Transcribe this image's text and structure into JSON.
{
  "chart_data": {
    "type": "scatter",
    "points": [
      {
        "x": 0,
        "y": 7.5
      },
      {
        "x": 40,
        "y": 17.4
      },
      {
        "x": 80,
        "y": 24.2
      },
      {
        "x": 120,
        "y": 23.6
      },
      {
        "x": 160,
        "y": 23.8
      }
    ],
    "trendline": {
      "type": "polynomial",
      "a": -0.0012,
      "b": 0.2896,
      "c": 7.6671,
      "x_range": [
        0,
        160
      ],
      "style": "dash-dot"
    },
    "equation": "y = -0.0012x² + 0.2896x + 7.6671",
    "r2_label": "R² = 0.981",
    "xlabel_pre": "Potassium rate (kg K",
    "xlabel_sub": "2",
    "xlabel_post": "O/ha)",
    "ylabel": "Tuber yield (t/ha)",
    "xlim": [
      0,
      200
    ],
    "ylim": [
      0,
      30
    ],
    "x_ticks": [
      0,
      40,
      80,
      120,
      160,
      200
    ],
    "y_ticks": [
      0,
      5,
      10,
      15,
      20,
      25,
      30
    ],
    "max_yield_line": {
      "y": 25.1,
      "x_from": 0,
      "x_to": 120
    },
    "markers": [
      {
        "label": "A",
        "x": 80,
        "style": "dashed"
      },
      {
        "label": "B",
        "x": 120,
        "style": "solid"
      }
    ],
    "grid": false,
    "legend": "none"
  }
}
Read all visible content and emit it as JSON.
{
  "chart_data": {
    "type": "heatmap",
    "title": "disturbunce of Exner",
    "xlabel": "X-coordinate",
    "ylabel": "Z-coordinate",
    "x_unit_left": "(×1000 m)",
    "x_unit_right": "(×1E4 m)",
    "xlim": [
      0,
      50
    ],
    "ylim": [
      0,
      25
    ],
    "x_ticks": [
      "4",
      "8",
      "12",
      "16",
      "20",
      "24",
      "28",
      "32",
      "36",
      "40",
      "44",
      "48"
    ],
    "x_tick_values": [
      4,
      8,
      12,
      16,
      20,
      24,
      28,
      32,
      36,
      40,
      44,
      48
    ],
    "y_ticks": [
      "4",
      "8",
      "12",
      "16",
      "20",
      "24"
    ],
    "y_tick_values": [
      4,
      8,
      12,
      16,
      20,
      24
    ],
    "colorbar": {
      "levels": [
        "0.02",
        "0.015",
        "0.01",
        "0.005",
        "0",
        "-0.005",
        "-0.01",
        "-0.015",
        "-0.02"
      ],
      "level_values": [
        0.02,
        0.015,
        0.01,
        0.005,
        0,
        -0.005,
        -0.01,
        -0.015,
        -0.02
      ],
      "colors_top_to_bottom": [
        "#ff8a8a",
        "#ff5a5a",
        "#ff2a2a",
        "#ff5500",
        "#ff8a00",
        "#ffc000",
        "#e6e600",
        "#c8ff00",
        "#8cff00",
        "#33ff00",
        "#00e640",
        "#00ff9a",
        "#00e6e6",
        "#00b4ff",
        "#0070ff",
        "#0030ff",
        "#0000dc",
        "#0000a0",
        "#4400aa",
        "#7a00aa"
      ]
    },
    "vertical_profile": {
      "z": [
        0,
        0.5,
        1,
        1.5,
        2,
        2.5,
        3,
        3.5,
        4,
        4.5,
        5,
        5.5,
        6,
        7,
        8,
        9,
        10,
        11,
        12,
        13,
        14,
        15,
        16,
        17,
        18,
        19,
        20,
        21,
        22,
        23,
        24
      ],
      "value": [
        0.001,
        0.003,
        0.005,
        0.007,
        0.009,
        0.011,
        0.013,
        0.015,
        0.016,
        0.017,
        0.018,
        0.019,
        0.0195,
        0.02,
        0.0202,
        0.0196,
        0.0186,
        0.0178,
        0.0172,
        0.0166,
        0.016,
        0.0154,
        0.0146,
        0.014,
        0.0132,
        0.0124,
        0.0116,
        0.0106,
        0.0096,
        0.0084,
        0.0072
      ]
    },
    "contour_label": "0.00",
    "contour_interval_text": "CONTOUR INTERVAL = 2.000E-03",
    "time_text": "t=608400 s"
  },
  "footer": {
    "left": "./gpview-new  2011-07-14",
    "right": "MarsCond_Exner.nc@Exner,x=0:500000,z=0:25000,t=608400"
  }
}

WRITTEN INSTRUCTION.
Retype the records in full. Keep every line identical to the original.

FINISHED EXERCISE.
Transcribe this image's text and structure into JSON.
{
  "chart_data": {
    "type": "scatter",
    "points": [
      {
        "x": 0,
        "y": 7.5
      },
      {
        "x": 40,
        "y": 17.4
      },
      {
        "x": 80,
        "y": 24.2
      },
      {
        "x": 120,
        "y": 23.6
      },
      {
        "x": 160,
        "y": 23.8
      }
    ],
    "trendline": {
      "type": "polynomial",
      "a": -0.0012,
      "b": 0.2896,
      "c": 7.6671,
      "x_range": [
        0,
        160
      ],
      "style": "dash-dot"
    },
    "equation": "y = -0.0012x² + 0.2896x + 7.6671",
    "r2_label": "R² = 0.981",
    "xlabel_pre": "Potassium rate (kg K",
    "xlabel_sub": "2",
    "xlabel_post": "O/ha)",
    "ylabel": "Tuber yield (t/ha)",
    "xlim": [
      0,
      200
    ],
    "ylim": [
      0,
      30
    ],
    "x_ticks": [
      0,
      40,
      80,
      120,
      160,
      200
    ],
    "y_ticks": [
      0,
      5,
      10,
      15,
      20,
      25,
      30
    ],
    "max_yield_line": {
      "y": 25.1,
      "x_from": 0,
      "x_to": 120
    },
    "markers": [
      {
        "label": "A",
        "x": 80,
        "style": "dashed"
      },
      {
        "label": "B",
        "x": 120,
        "style": "solid"
      }
    ],
    "grid": false,
    "legend": "none"
  }
}
Read all visible content and emit it as JSON.
{
  "chart_data": {
    "type": "heatmap",
    "title": "disturbunce of Exner",
    "xlabel": "X-coordinate",
    "ylabel": "Z-coordinate",
    "x_unit_left": "(×1000 m)",
    "x_unit_right": "(×1E4 m)",
    "xlim": [
      0,
      50
    ],
    "ylim": [
      0,
      25
    ],
    "x_ticks": [
      "4",
      "8",
      "12",
      "16",
      "20",
      "24",
      "28",
      "32",
      "36",
      "40",
      "44",
      "48"
    ],
    "x_tick_values": [
      4,
      8,
      12,
      16,
      20,
      24,
      28,
      32,
      36,
      40,
      44,
      48
    ],
    "y_ticks": [
      "4",
      "8",
      "12",
      "16",
      "20",
      "24"
    ],
    "y_tick_values": [
      4,
      8,
      12,
      16,
      20,
      24
    ],
    "colorbar": {
      "levels": [
        "0.02",
        "0.015",
        "0.01",
        "0.005",
        "0",
        "-0.005",
        "-0.01",
        "-0.015",
        "-0.02"
      ],
      "level_values": [
        0.02,
        0.015,
        0.01,
        0.005,
        0,
        -0.005,
        -0.01,
        -0.015,
        -0.02
      ],
      "colors_top_to_bottom": [
        "#ff8a8a",
        "#ff5a5a",
        "#ff2a2a",
        "#ff5500",
        "#ff8a00",
        "#ffc000",
        "#e6e600",
        "#c8ff00",
        "#8cff00",
        "#33ff00",
        "#00e640",
        "#00ff9a",
        "#00e6e6",
        "#00b4ff",
        "#0070ff",
        "#0030ff",
        "#0000dc",
        "#0000a0",
        "#4400aa",
        "#7a00aa"
      ]
    },
    "vertical_profile": {
      "z": [
        0,
        0.5,
        1,
        1.5,
        2,
        2.5,
        3,
        3.5,
        4,
        4.5,
        5,
        5.5,
        6,
        7,
        8,
        9,
        10,
        11,
        12,
        13,
        14,
        15,
        16,
        17,
        18,
        19,
        20,
        21,
        22,
        23,
        24
      ],
      "value": [
        0.001,
        0.003,
        0.005,
        0.007,
        0.009,
        0.011,
        0.013,
        0.015,
        0.016,
        0.017,
        0.018,
        0.019,
        0.0195,
        0.02,
        0.0202,
        0.0196,
        0.0186,
        0.0178,
        0.0172,
        0.0166,
        0.016,
        0.0154,
        0.0146,
        0.014,
        0.0132,
        0.0124,
        0.0116,
        0.0106,
        0.0096,
        0.0084,
        0.0072
      ]
    },
    "contour_label": "0.00",
    "contour_interval_text": "CONTOUR INTERVAL = 2.000E-03",
    "time_text": "t=608400 s"
  },
  "footer": {
    "left": "./gpview-new  2011-07-14",
    "right": "MarsCond_Exner.nc@Exner,x=0:500000,z=0:25000,t=608400"
  }
}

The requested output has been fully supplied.